Copy each line of the records that contains the word "digital".

(Dataset rows)
┏━━

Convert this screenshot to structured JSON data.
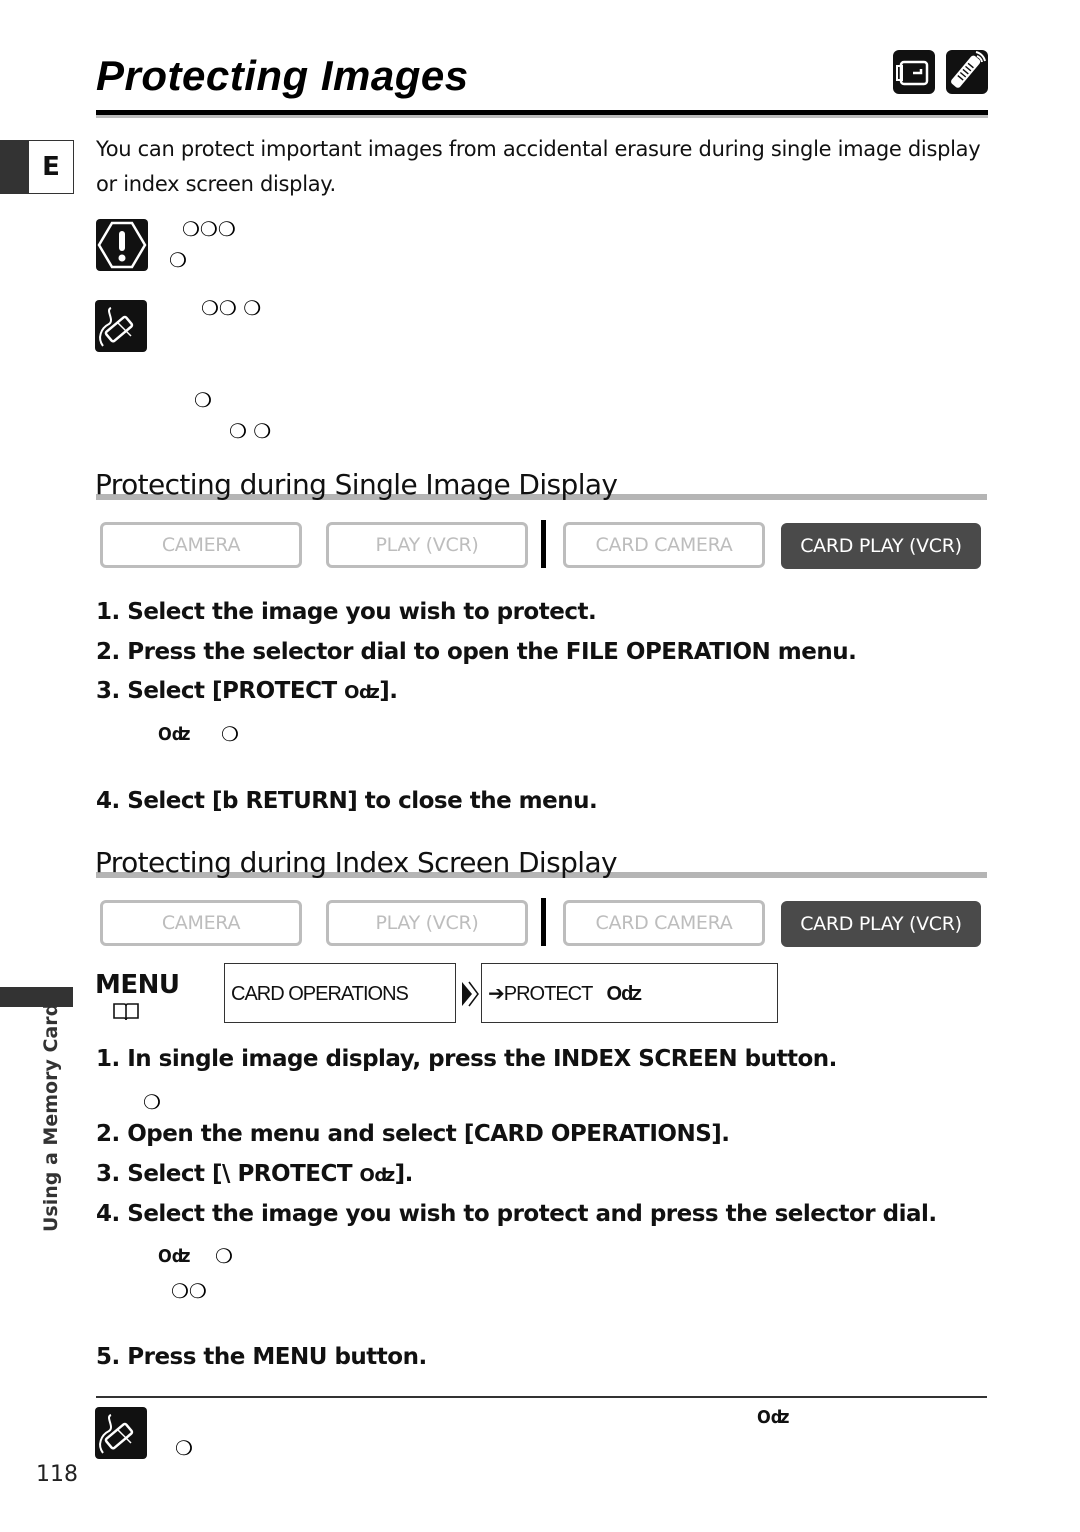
{
  "page": {
    "title": "Protecting Images",
    "language_tab": "E",
    "side_label": "Using a Memory Card",
    "page_number": "118",
    "header_icons": [
      "camcorder-icon",
      "remote-control-icon"
    ]
  },
  "intro": {
    "text": "You can protect important images from accidental erasure during single image display or index screen display."
  },
  "caution": {
    "icon": "caution-icon",
    "line1": "❍❍❍",
    "line2": "❍"
  },
  "note1": {
    "icon": "note-pencil-icon",
    "line1": "❍❍  ❍",
    "line2": "❍",
    "line3": "❍ ❍"
  },
  "section_single": {
    "heading": "Protecting during Single Image Display",
    "modes": [
      {
        "label": "CAMERA",
        "active": false
      },
      {
        "label": "PLAY (VCR)",
        "active": false
      },
      {
        "label": "CARD CAMERA",
        "active": false
      },
      {
        "label": "CARD PLAY (VCR)",
        "active": true
      }
    ],
    "steps": [
      "1. Select the image you wish to protect.",
      "2. Press the selector dial to open the FILE OPERATION menu.",
      "3. Select [PROTECT ",
      "4. Select [b   RETURN] to close the menu."
    ],
    "step3_suffix": "].",
    "sub_glyph": "❍",
    "key_glyph": "⊶"
  },
  "section_index": {
    "heading": "Protecting during Index Screen Display",
    "modes": [
      {
        "label": "CAMERA",
        "active": false
      },
      {
        "label": "PLAY (VCR)",
        "active": false
      },
      {
        "label": "CARD CAMERA",
        "active": false
      },
      {
        "label": "CARD PLAY (VCR)",
        "active": true
      }
    ],
    "menu_label": "MENU",
    "menu_book_icon": "book-icon",
    "menu_path": [
      "CARD OPERATIONS",
      "➔PROTECT"
    ],
    "steps": [
      "1. In single image display, press the INDEX SCREEN button.",
      "2. Open the menu and select [CARD OPERATIONS].",
      "3. Select [\\   PROTECT ",
      "4. Select the image you wish to protect and press the selector dial.",
      "5. Press the MENU button."
    ],
    "step3_suffix": "].",
    "sub_glyph_1": "❍",
    "sub_glyph_4a": "❍",
    "sub_glyph_4b": "❍❍"
  },
  "note2": {
    "icon": "note-pencil-icon",
    "line1": "❍"
  }
}
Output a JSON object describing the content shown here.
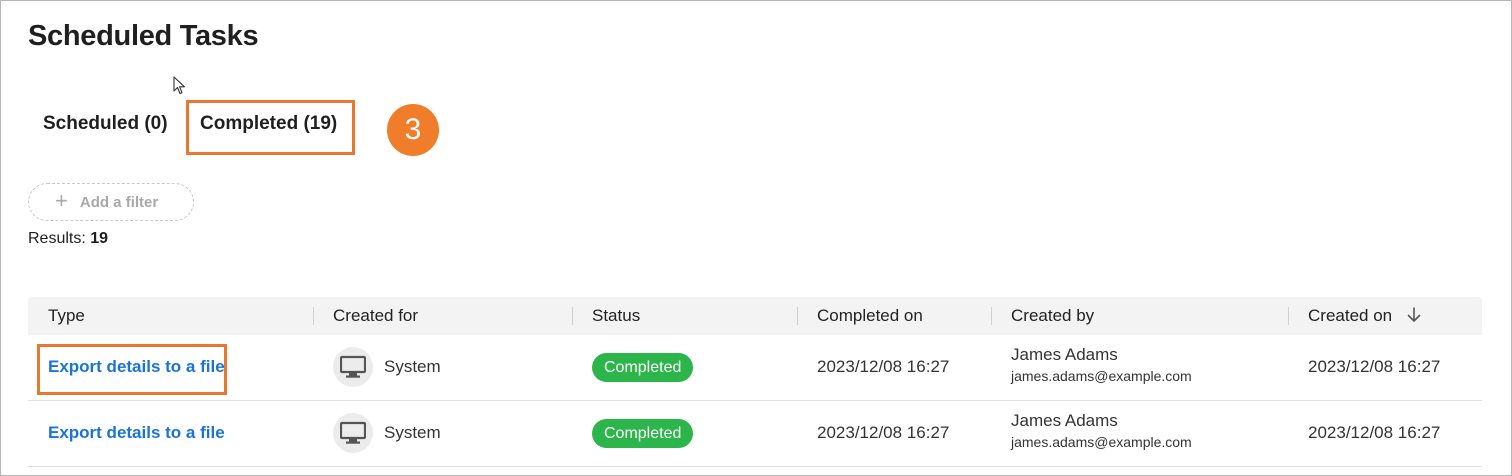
{
  "page": {
    "title": "Scheduled Tasks"
  },
  "tabs": [
    {
      "label": "Scheduled (0)"
    },
    {
      "label": "Completed (19)"
    }
  ],
  "callout": {
    "number": "3",
    "color": "#f07d2a"
  },
  "filter": {
    "add_label": "Add a filter"
  },
  "results": {
    "label": "Results:",
    "count": "19"
  },
  "table": {
    "headers": {
      "type": "Type",
      "created_for": "Created for",
      "status": "Status",
      "completed_on": "Completed on",
      "created_by": "Created by",
      "created_on": "Created on"
    },
    "rows": [
      {
        "type": "Export details to a file",
        "created_for": "System",
        "status": "Completed",
        "completed_on": "2023/12/08 16:27",
        "created_by_name": "James Adams",
        "created_by_email": "james.adams@example.com",
        "created_on": "2023/12/08 16:27"
      },
      {
        "type": "Export details to a file",
        "created_for": "System",
        "status": "Completed",
        "completed_on": "2023/12/08 16:27",
        "created_by_name": "James Adams",
        "created_by_email": "james.adams@example.com",
        "created_on": "2023/12/08 16:27"
      }
    ]
  },
  "colors": {
    "link": "#1a73d9",
    "status_completed": "#2bb54a",
    "highlight": "#e8782e"
  }
}
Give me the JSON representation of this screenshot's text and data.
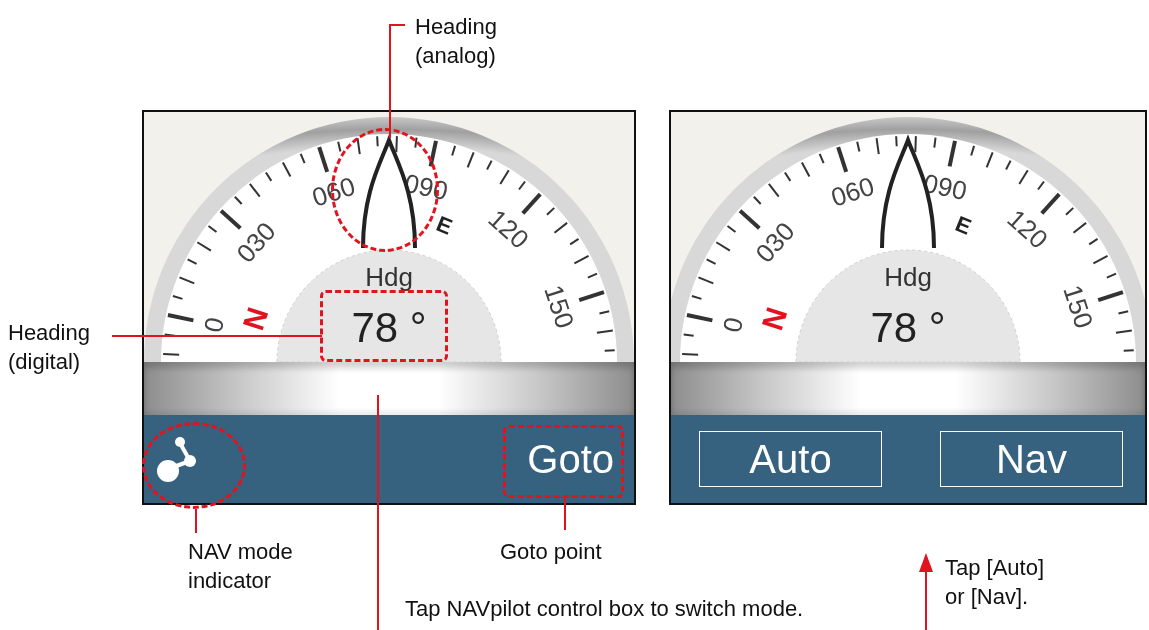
{
  "panels": [
    {
      "heading_label": "Hdg",
      "heading_value": "78 °",
      "scale_labels": [
        "0",
        "030",
        "060",
        "090",
        "120",
        "150"
      ],
      "north": "N",
      "east": "E",
      "bottom_items": [
        {
          "kind": "nav-icon"
        },
        {
          "kind": "text-button",
          "label": "Goto"
        }
      ]
    },
    {
      "heading_label": "Hdg",
      "heading_value": "78 °",
      "scale_labels": [
        "0",
        "030",
        "060",
        "090",
        "120",
        "150"
      ],
      "north": "N",
      "east": "E",
      "bottom_items": [
        {
          "kind": "boxed-button",
          "label": "Auto"
        },
        {
          "kind": "boxed-button",
          "label": "Nav"
        }
      ]
    }
  ],
  "callouts": [
    {
      "kind": "heading-analog",
      "text": "Heading (analog)"
    },
    {
      "kind": "heading-digital",
      "text": "Heading (digital)"
    },
    {
      "kind": "nav-mode",
      "text": "NAV mode indicator"
    },
    {
      "kind": "goto",
      "text": "Goto point"
    },
    {
      "kind": "tap-box",
      "text": "Tap NAVpilot control box to switch mode."
    },
    {
      "kind": "tap-buttons",
      "text": "Tap [Auto] or [Nav]."
    }
  ]
}
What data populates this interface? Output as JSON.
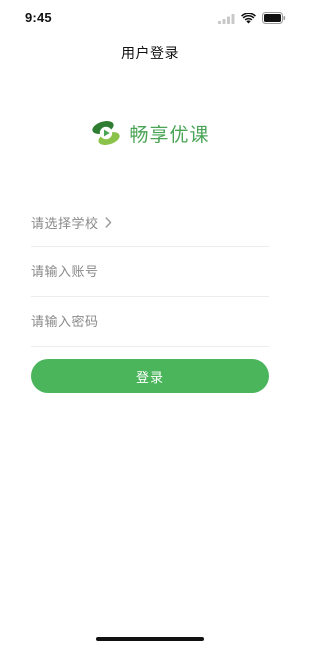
{
  "status_bar": {
    "time": "9:45",
    "signal_icon": "cellular-signal-icon",
    "wifi_icon": "wifi-icon",
    "battery_icon": "battery-icon"
  },
  "header": {
    "title": "用户登录"
  },
  "logo": {
    "icon": "play-logo-icon",
    "text": "畅享优课",
    "color": "#4aa456"
  },
  "form": {
    "school_select": {
      "label": "请选择学校",
      "icon": "chevron-right-icon"
    },
    "account": {
      "value": "",
      "placeholder": "请输入账号"
    },
    "password": {
      "value": "",
      "placeholder": "请输入密码"
    }
  },
  "login_button": {
    "label": "登录",
    "color": "#4bb55c"
  }
}
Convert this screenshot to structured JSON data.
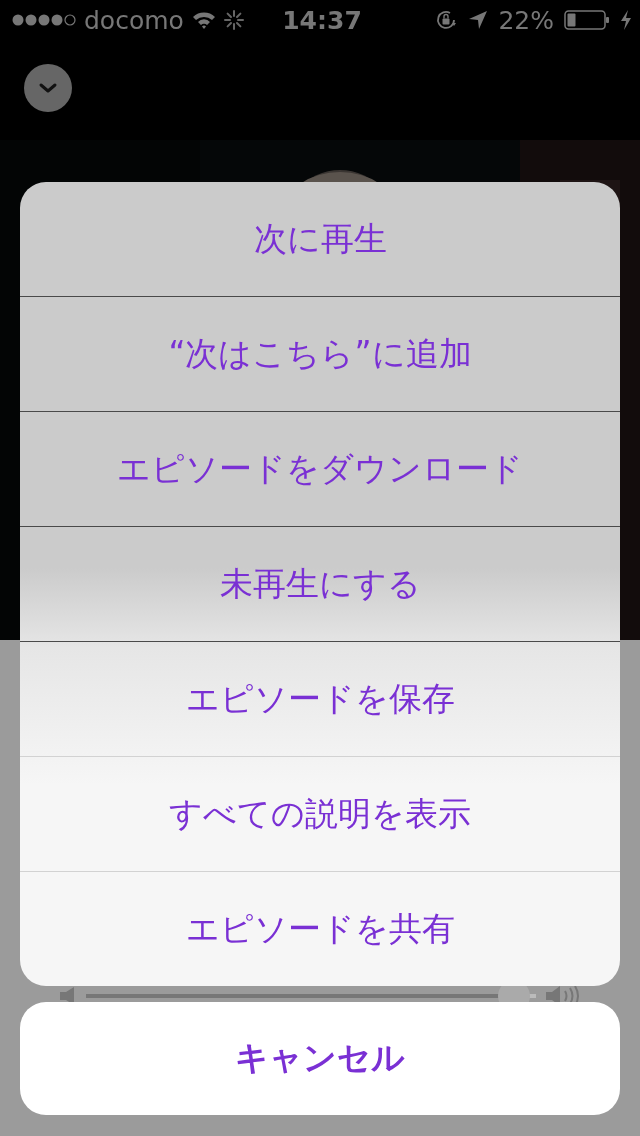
{
  "status_bar": {
    "carrier": "docomo",
    "time": "14:37",
    "battery": "22%"
  },
  "player": {
    "volume": {
      "level": 0.95
    }
  },
  "action_sheet": {
    "actions": [
      {
        "label": "次に再生"
      },
      {
        "label": "“次はこちら”に追加"
      },
      {
        "label": "エピソードをダウンロード"
      },
      {
        "label": "未再生にする"
      },
      {
        "label": "エピソードを保存"
      },
      {
        "label": "すべての説明を表示"
      },
      {
        "label": "エピソードを共有"
      }
    ],
    "cancel": "キャンセル"
  }
}
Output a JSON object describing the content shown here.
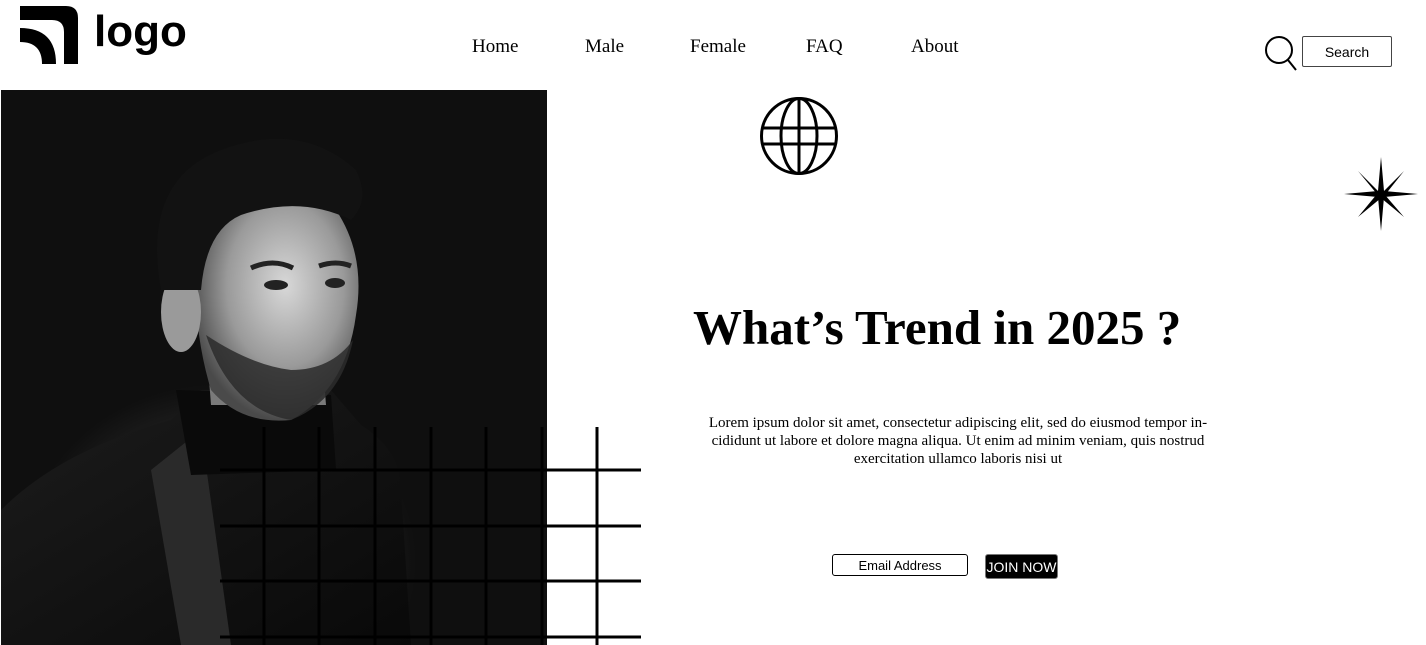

┗━━

SOLUTION FOR THIS EXERCISE:
      "kind": "heading-digital",
      "text": "Heading (digital)"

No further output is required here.